## What to work on
Pictures aside, quote the whole listing exactly.

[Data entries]
— begin —
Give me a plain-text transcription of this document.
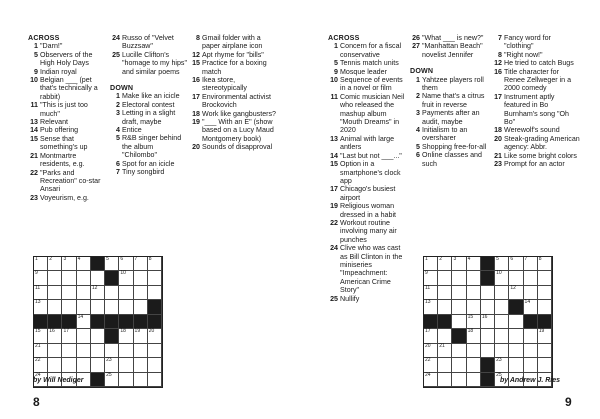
ACROSS
1 "Darn!"
5 Observers of the High Holy Days
9 Indian royal
10 Belgian ___ (pet that's technically a rabbit)
11 "This is just too much"
13 Relevant
14 Pub offering
15 Sense that something's up
21 Montmartre residents, e.g.
22 "Parks and Recreation" co-star Ansari
23 Voyeurism, e.g.
24 Russo of "Velvet Buzzsaw"
25 Lucille Clifton's "homage to my hips" and similar poems
DOWN
1 Make like an icicle
2 Electoral contest
3 Letting in a slight draft, maybe
4 Entice
5 R&B singer behind the album "Chilombo"
6 Spot for an icicle
7 Tiny songbird
8 Gmail folder with a paper airplane icon
12 Apt rhyme for "bills"
15 Practice for a boxing match
16 Ikea store, stereotypically
17 Environmental activist Brockovich
18 Work like gangbusters?
19 "___ With an E" (show based on a Lucy Maud Montgomery book)
20 Sounds of disapproval
1 2 3 4	5 6 7 8
9	10
11	12
13
14
15 16 17	18 19 20
21
22	23
24	25
by Will Nediger
8
ACROSS
1 Concern for a fiscal conservative
5 Tennis match units
9 Mosque leader
10 Sequence of events in a novel or film
11 Comic musician Neil who released the mashup album "Mouth Dreams" in 2020
13 Animal with large antlers
14 "Last but not ___..."
15 Option in a smartphone's clock app
17 Chicago's busiest airport
19 Religious woman dressed in a habit
22 Workout routine involving many air punches
24 Clive who was cast as Bill Clinton in the miniseries "Impeachment: American Crime Story"
25 Nullify
26 "What ___ is new?"
27 "Manhattan Beach" novelist Jennifer
DOWN
1 Yahtzee players roll them
2 Name that's a citrus fruit in reverse
3 Payments after an audit, maybe
4 Initialism to an oversharer
5 Shopping free-for-all
6 Online classes and such
7 Fancy word for "clothing"
8 "Right now!"
12 He tried to catch Bugs
16 Title character for Renee Zellweger in a 2000 comedy
17 Instrument aptly featured in Bo Burnham's song "Oh Bo"
18 Werewolf's sound
20 Steak-grading American agency: Abbr.
21 Like some bright colors
23 Prompt for an actor
1 2 3 4	5 6 7 8
9	10
11	12
13	14
15 16
17	18	19
20 21
22	23
24	25
by Andrew J. Ries
9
— end —
## Final result
Give me a plain-text transcription of this document.
ACROSS
1 "Darn!"
5 Observers of the High Holy Days
9 Indian royal
10 Belgian ___ (pet that's technically a rabbit)
11 "This is just too much"
13 Relevant
14 Pub offering
15 Sense that something's up
21 Montmartre residents, e.g.
22 "Parks and Recreation" co-star Ansari
23 Voyeurism, e.g.
24 Russo of "Velvet Buzzsaw"
25 Lucille Clifton's "homage to my hips" and similar poems
DOWN
1 Make like an icicle
2 Electoral contest
3 Letting in a slight draft, maybe
4 Entice
5 R&B singer behind the album "Chilombo"
6 Spot for an icicle
7 Tiny songbird
8 Gmail folder with a paper airplane icon
12 Apt rhyme for "bills"
15 Practice for a boxing match
16 Ikea store, stereotypically
17 Environmental activist Brockovich
18 Work like gangbusters?
19 "___ With an E" (show based on a Lucy Maud Montgomery book)
20 Sounds of disapproval
1 2 3 4	5 6 7 8
9	10
11	12
13
14
15 16 17	18 19 20
21
22	23
24	25
by Will Nediger
8
ACROSS
1 Concern for a fiscal conservative
5 Tennis match units
9 Mosque leader
10 Sequence of events in a novel or film
11 Comic musician Neil who released the mashup album "Mouth Dreams" in 2020
13 Animal with large antlers
14 "Last but not ___..."
15 Option in a smartphone's clock app
17 Chicago's busiest airport
19 Religious woman dressed in a habit
22 Workout routine involving many air punches
24 Clive who was cast as Bill Clinton in the miniseries "Impeachment: American Crime Story"
25 Nullify
26 "What ___ is new?"
27 "Manhattan Beach" novelist Jennifer
DOWN
1 Yahtzee players roll them
2 Name that's a citrus fruit in reverse
3 Payments after an audit, maybe
4 Initialism to an oversharer
5 Shopping free-for-all
6 Online classes and such
7 Fancy word for "clothing"
8 "Right now!"
12 He tried to catch Bugs
16 Title character for Renee Zellweger in a 2000 comedy
17 Instrument aptly featured in Bo Burnham's song "Oh Bo"
18 Werewolf's sound
20 Steak-grading American agency: Abbr.
21 Like some bright colors
23 Prompt for an actor
1 2 3 4	5 6 7 8
9	10
11	12
13	14
15 16
17	18	19
20 21
22	23
24	25
by Andrew J. Ries
9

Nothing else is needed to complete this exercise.